* **Work instructions**:
Check each line of the listing for the word "Extract" and report how many lines contain it, giving nothing but the number.

Items from a dataset:

———

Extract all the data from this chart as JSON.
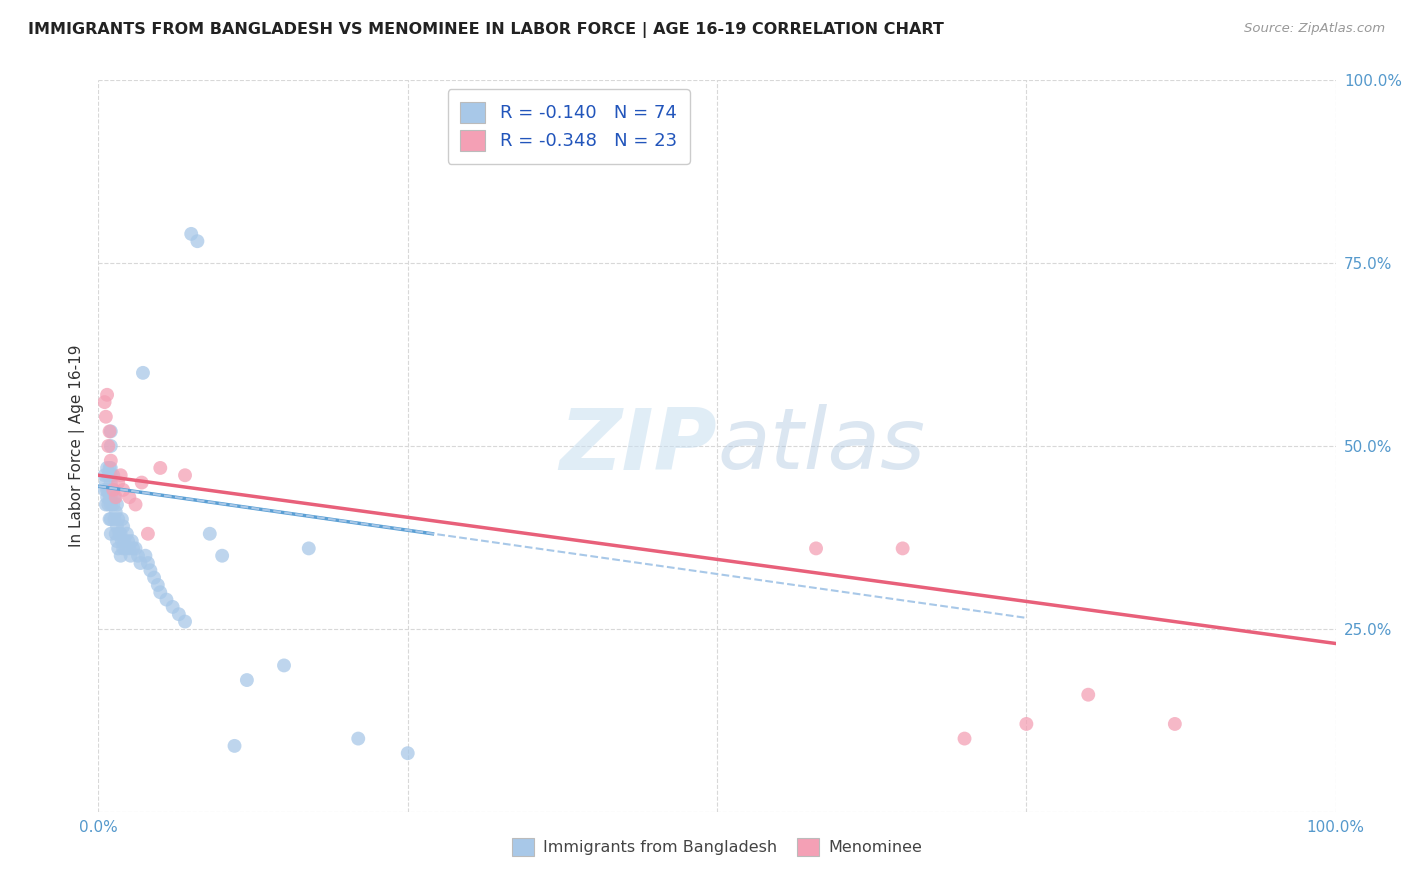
{
  "title": "IMMIGRANTS FROM BANGLADESH VS MENOMINEE IN LABOR FORCE | AGE 16-19 CORRELATION CHART",
  "source": "Source: ZipAtlas.com",
  "ylabel": "In Labor Force | Age 16-19",
  "xlim": [
    0.0,
    1.0
  ],
  "ylim": [
    0.0,
    1.0
  ],
  "x_ticks": [
    0.0,
    0.25,
    0.5,
    0.75,
    1.0
  ],
  "y_ticks": [
    0.0,
    0.25,
    0.5,
    0.75,
    1.0
  ],
  "legend_blue_r": "R = -0.140",
  "legend_blue_n": "N = 74",
  "legend_pink_r": "R = -0.348",
  "legend_pink_n": "N = 23",
  "blue_color": "#a8c8e8",
  "pink_color": "#f4a0b5",
  "blue_line_color": "#5a9fd4",
  "pink_line_color": "#e8607a",
  "dashed_line_color": "#a8c8e8",
  "blue_scatter_x": [
    0.005,
    0.005,
    0.006,
    0.006,
    0.007,
    0.007,
    0.007,
    0.008,
    0.008,
    0.008,
    0.009,
    0.009,
    0.009,
    0.009,
    0.01,
    0.01,
    0.01,
    0.01,
    0.01,
    0.01,
    0.01,
    0.01,
    0.01,
    0.012,
    0.012,
    0.012,
    0.013,
    0.013,
    0.014,
    0.014,
    0.015,
    0.015,
    0.015,
    0.016,
    0.016,
    0.017,
    0.018,
    0.018,
    0.019,
    0.019,
    0.02,
    0.02,
    0.021,
    0.022,
    0.023,
    0.024,
    0.025,
    0.026,
    0.027,
    0.028,
    0.03,
    0.032,
    0.034,
    0.036,
    0.038,
    0.04,
    0.042,
    0.045,
    0.048,
    0.05,
    0.055,
    0.06,
    0.065,
    0.07,
    0.075,
    0.08,
    0.09,
    0.1,
    0.11,
    0.12,
    0.15,
    0.17,
    0.21,
    0.25
  ],
  "blue_scatter_y": [
    0.44,
    0.46,
    0.42,
    0.45,
    0.43,
    0.44,
    0.47,
    0.42,
    0.44,
    0.46,
    0.4,
    0.43,
    0.44,
    0.47,
    0.38,
    0.4,
    0.42,
    0.43,
    0.45,
    0.46,
    0.47,
    0.5,
    0.52,
    0.42,
    0.44,
    0.46,
    0.4,
    0.43,
    0.38,
    0.41,
    0.37,
    0.39,
    0.42,
    0.36,
    0.4,
    0.38,
    0.35,
    0.38,
    0.37,
    0.4,
    0.36,
    0.39,
    0.37,
    0.36,
    0.38,
    0.37,
    0.36,
    0.35,
    0.37,
    0.36,
    0.36,
    0.35,
    0.34,
    0.6,
    0.35,
    0.34,
    0.33,
    0.32,
    0.31,
    0.3,
    0.29,
    0.28,
    0.27,
    0.26,
    0.79,
    0.78,
    0.38,
    0.35,
    0.09,
    0.18,
    0.2,
    0.36,
    0.1,
    0.08
  ],
  "pink_scatter_x": [
    0.005,
    0.006,
    0.007,
    0.008,
    0.009,
    0.01,
    0.012,
    0.014,
    0.016,
    0.018,
    0.02,
    0.025,
    0.03,
    0.035,
    0.04,
    0.05,
    0.07,
    0.58,
    0.65,
    0.7,
    0.75,
    0.8,
    0.87
  ],
  "pink_scatter_y": [
    0.56,
    0.54,
    0.57,
    0.5,
    0.52,
    0.48,
    0.44,
    0.43,
    0.45,
    0.46,
    0.44,
    0.43,
    0.42,
    0.45,
    0.38,
    0.47,
    0.46,
    0.36,
    0.36,
    0.1,
    0.12,
    0.16,
    0.12
  ],
  "blue_line_x": [
    0.0,
    0.27
  ],
  "blue_line_y": [
    0.445,
    0.38
  ],
  "pink_line_x": [
    0.0,
    1.0
  ],
  "pink_line_y": [
    0.46,
    0.23
  ],
  "dashed_line_x": [
    0.0,
    0.75
  ],
  "dashed_line_y": [
    0.445,
    0.265
  ],
  "watermark_zip": "ZIP",
  "watermark_atlas": "atlas",
  "background_color": "#ffffff",
  "grid_color": "#d8d8d8"
}
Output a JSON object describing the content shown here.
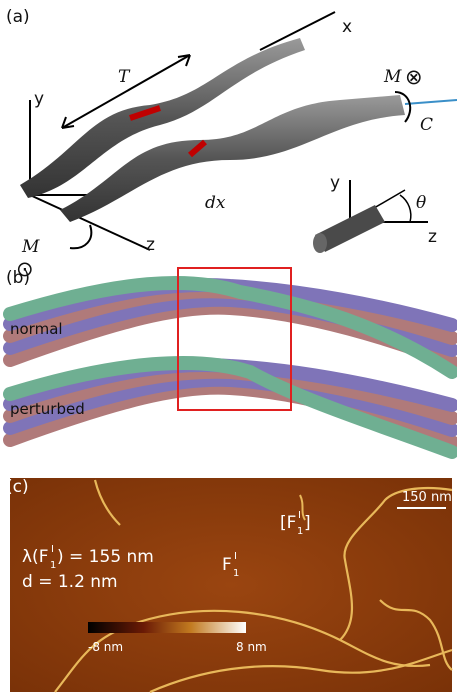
{
  "panel_a": {
    "label": "(a)",
    "axis_x": "x",
    "axis_y": "y",
    "axis_z": "z",
    "twist_period": "T",
    "torque_top": "M",
    "torque_top_symbol": "⊗",
    "clamp": "C",
    "segment": "dx",
    "torque_bottom": "M",
    "torque_bottom_symbol": "⊙",
    "inset_y": "y",
    "inset_z": "z",
    "inset_angle": "θ"
  },
  "panel_b": {
    "label": "(b)",
    "labels": [
      "normal",
      "perturbed"
    ]
  },
  "panel_c": {
    "label": "(c)",
    "scale_bar": "150 nm",
    "tag": {
      "open": "[F",
      "sup": "I",
      "sub": "1",
      "close": "]"
    },
    "wavelength": {
      "before": "λ(F",
      "sup": "I",
      "sub": "1",
      "after": ") = 155 nm"
    },
    "diameter": "d = 1.2 nm",
    "fibril": {
      "base": "F",
      "sup": "I",
      "sub": "1"
    },
    "colorbar": {
      "min": "-8 nm",
      "max": "8 nm"
    }
  }
}
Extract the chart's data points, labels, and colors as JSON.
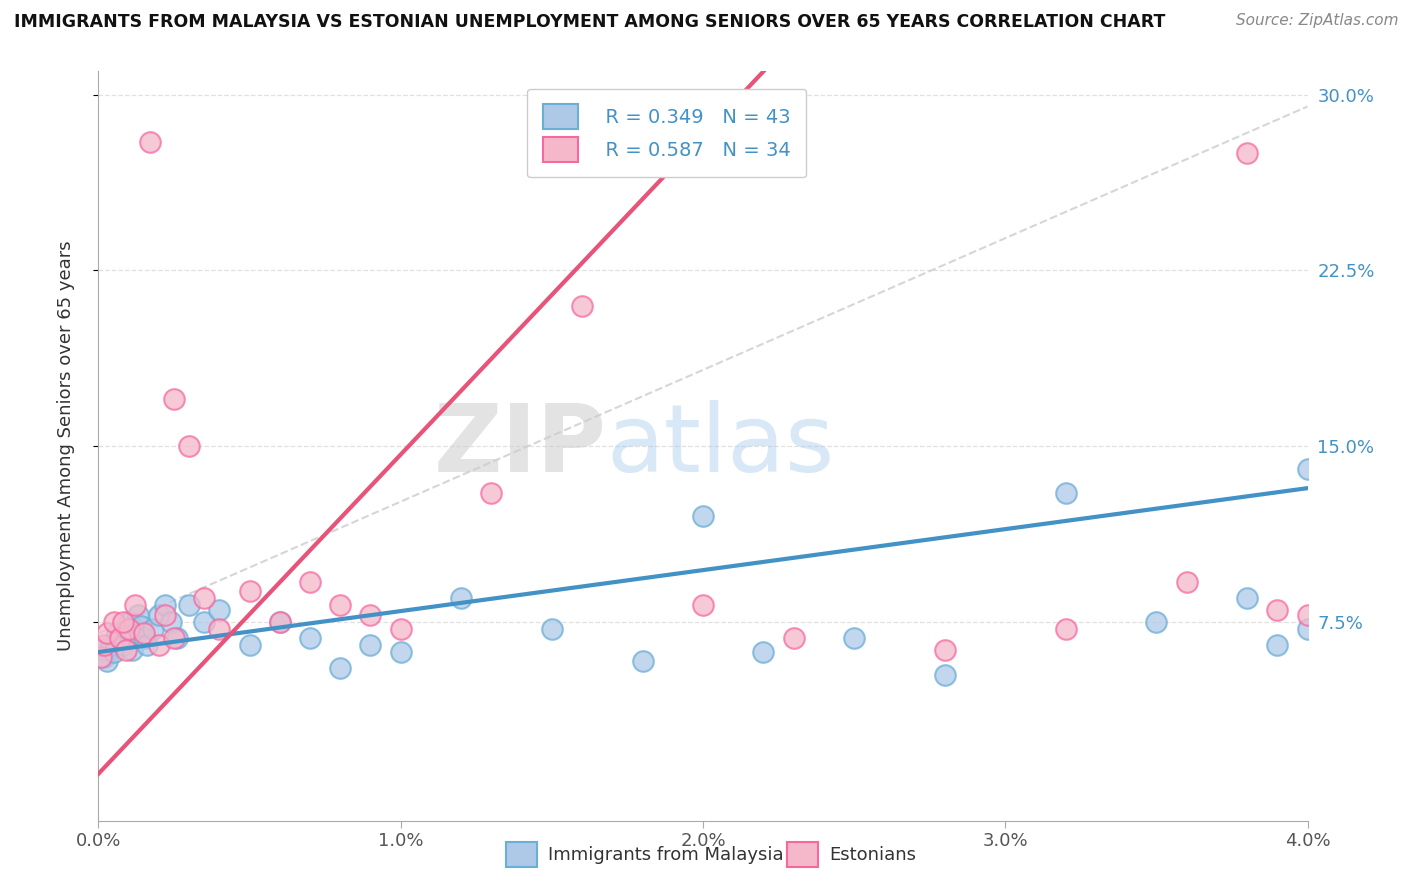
{
  "title": "IMMIGRANTS FROM MALAYSIA VS ESTONIAN UNEMPLOYMENT AMONG SENIORS OVER 65 YEARS CORRELATION CHART",
  "source": "Source: ZipAtlas.com",
  "ylabel": "Unemployment Among Seniors over 65 years",
  "xlabel_blue": "Immigrants from Malaysia",
  "xlabel_pink": "Estonians",
  "legend_blue_R": "R = 0.349",
  "legend_blue_N": "N = 43",
  "legend_pink_R": "R = 0.587",
  "legend_pink_N": "N = 34",
  "xlim": [
    0.0,
    0.04
  ],
  "ylim": [
    -0.01,
    0.31
  ],
  "yticks_right": [
    0.075,
    0.15,
    0.225,
    0.3
  ],
  "ytick_labels_right": [
    "7.5%",
    "15.0%",
    "22.5%",
    "30.0%"
  ],
  "xticks": [
    0.0,
    0.01,
    0.02,
    0.03,
    0.04
  ],
  "xtick_labels": [
    "0.0%",
    "1.0%",
    "2.0%",
    "3.0%",
    "4.0%"
  ],
  "blue_color": "#aec9e8",
  "pink_color": "#f4b8ca",
  "blue_edge_color": "#6baed6",
  "pink_edge_color": "#f768a1",
  "blue_line_color": "#4292c6",
  "pink_line_color": "#e8537a",
  "dash_line_color": "#f4b8ca",
  "watermark_zip": "ZIP",
  "watermark_atlas": "atlas",
  "blue_scatter_x": [
    0.0001,
    0.0002,
    0.0003,
    0.0004,
    0.0005,
    0.0006,
    0.0007,
    0.0008,
    0.0009,
    0.001,
    0.0011,
    0.0012,
    0.0013,
    0.0014,
    0.0015,
    0.0016,
    0.0018,
    0.002,
    0.0022,
    0.0024,
    0.0026,
    0.003,
    0.0035,
    0.004,
    0.005,
    0.006,
    0.007,
    0.008,
    0.009,
    0.01,
    0.012,
    0.015,
    0.018,
    0.02,
    0.022,
    0.025,
    0.028,
    0.032,
    0.035,
    0.038,
    0.039,
    0.04,
    0.04
  ],
  "blue_scatter_y": [
    0.063,
    0.06,
    0.058,
    0.065,
    0.062,
    0.07,
    0.068,
    0.065,
    0.072,
    0.075,
    0.063,
    0.07,
    0.078,
    0.073,
    0.068,
    0.065,
    0.072,
    0.078,
    0.082,
    0.075,
    0.068,
    0.082,
    0.075,
    0.08,
    0.065,
    0.075,
    0.068,
    0.055,
    0.065,
    0.062,
    0.085,
    0.072,
    0.058,
    0.12,
    0.062,
    0.068,
    0.052,
    0.13,
    0.075,
    0.085,
    0.065,
    0.14,
    0.072
  ],
  "pink_scatter_x": [
    0.0001,
    0.0002,
    0.0003,
    0.0005,
    0.0007,
    0.0009,
    0.001,
    0.0012,
    0.0015,
    0.0017,
    0.002,
    0.0022,
    0.0025,
    0.003,
    0.0035,
    0.004,
    0.005,
    0.006,
    0.007,
    0.008,
    0.009,
    0.01,
    0.013,
    0.016,
    0.02,
    0.023,
    0.028,
    0.032,
    0.036,
    0.038,
    0.039,
    0.04,
    0.0008,
    0.0025
  ],
  "pink_scatter_y": [
    0.06,
    0.065,
    0.07,
    0.075,
    0.068,
    0.063,
    0.072,
    0.082,
    0.07,
    0.28,
    0.065,
    0.078,
    0.17,
    0.15,
    0.085,
    0.072,
    0.088,
    0.075,
    0.092,
    0.082,
    0.078,
    0.072,
    0.13,
    0.21,
    0.082,
    0.068,
    0.063,
    0.072,
    0.092,
    0.275,
    0.08,
    0.078,
    0.075,
    0.068
  ],
  "blue_line_x0": 0.0,
  "blue_line_x1": 0.04,
  "blue_line_y0": 0.062,
  "blue_line_y1": 0.132,
  "pink_line_x0": 0.0,
  "pink_line_x1": 0.022,
  "pink_line_y0": 0.01,
  "pink_line_y1": 0.31
}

———

* **Result of the exercise**:
2